→ **What this task involves**: Word for word, restate every line of the material.

→ **Data rows**:
————

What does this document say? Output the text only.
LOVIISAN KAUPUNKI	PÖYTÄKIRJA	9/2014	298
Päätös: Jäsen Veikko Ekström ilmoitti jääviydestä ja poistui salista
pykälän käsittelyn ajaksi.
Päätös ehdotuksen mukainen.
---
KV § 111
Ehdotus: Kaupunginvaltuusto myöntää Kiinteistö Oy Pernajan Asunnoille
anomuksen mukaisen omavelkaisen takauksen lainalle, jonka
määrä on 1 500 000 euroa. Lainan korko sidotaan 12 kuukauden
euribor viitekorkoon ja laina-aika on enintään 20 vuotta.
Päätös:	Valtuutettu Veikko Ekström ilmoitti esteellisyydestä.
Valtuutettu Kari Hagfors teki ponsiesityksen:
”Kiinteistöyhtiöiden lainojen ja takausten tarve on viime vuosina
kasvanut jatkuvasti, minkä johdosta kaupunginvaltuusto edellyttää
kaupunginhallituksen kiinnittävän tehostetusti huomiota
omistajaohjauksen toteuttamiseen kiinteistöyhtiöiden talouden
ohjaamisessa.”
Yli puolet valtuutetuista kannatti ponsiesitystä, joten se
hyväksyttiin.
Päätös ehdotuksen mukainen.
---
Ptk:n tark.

————

→ **Response**:
What does this document say? Output the text only.
LOVIISAN KAUPUNKI	PÖYTÄKIRJA	9/2014	298
Päätös: Jäsen Veikko Ekström ilmoitti jääviydestä ja poistui salista
pykälän käsittelyn ajaksi.
Päätös ehdotuksen mukainen.
---
KV § 111
Ehdotus: Kaupunginvaltuusto myöntää Kiinteistö Oy Pernajan Asunnoille
anomuksen mukaisen omavelkaisen takauksen lainalle, jonka
määrä on 1 500 000 euroa. Lainan korko sidotaan 12 kuukauden
euribor viitekorkoon ja laina-aika on enintään 20 vuotta.
Päätös:	Valtuutettu Veikko Ekström ilmoitti esteellisyydestä.
Valtuutettu Kari Hagfors teki ponsiesityksen:
”Kiinteistöyhtiöiden lainojen ja takausten tarve on viime vuosina
kasvanut jatkuvasti, minkä johdosta kaupunginvaltuusto edellyttää
kaupunginhallituksen kiinnittävän tehostetusti huomiota
omistajaohjauksen toteuttamiseen kiinteistöyhtiöiden talouden
ohjaamisessa.”
Yli puolet valtuutetuista kannatti ponsiesitystä, joten se
hyväksyttiin.
Päätös ehdotuksen mukainen.
---
Ptk:n tark.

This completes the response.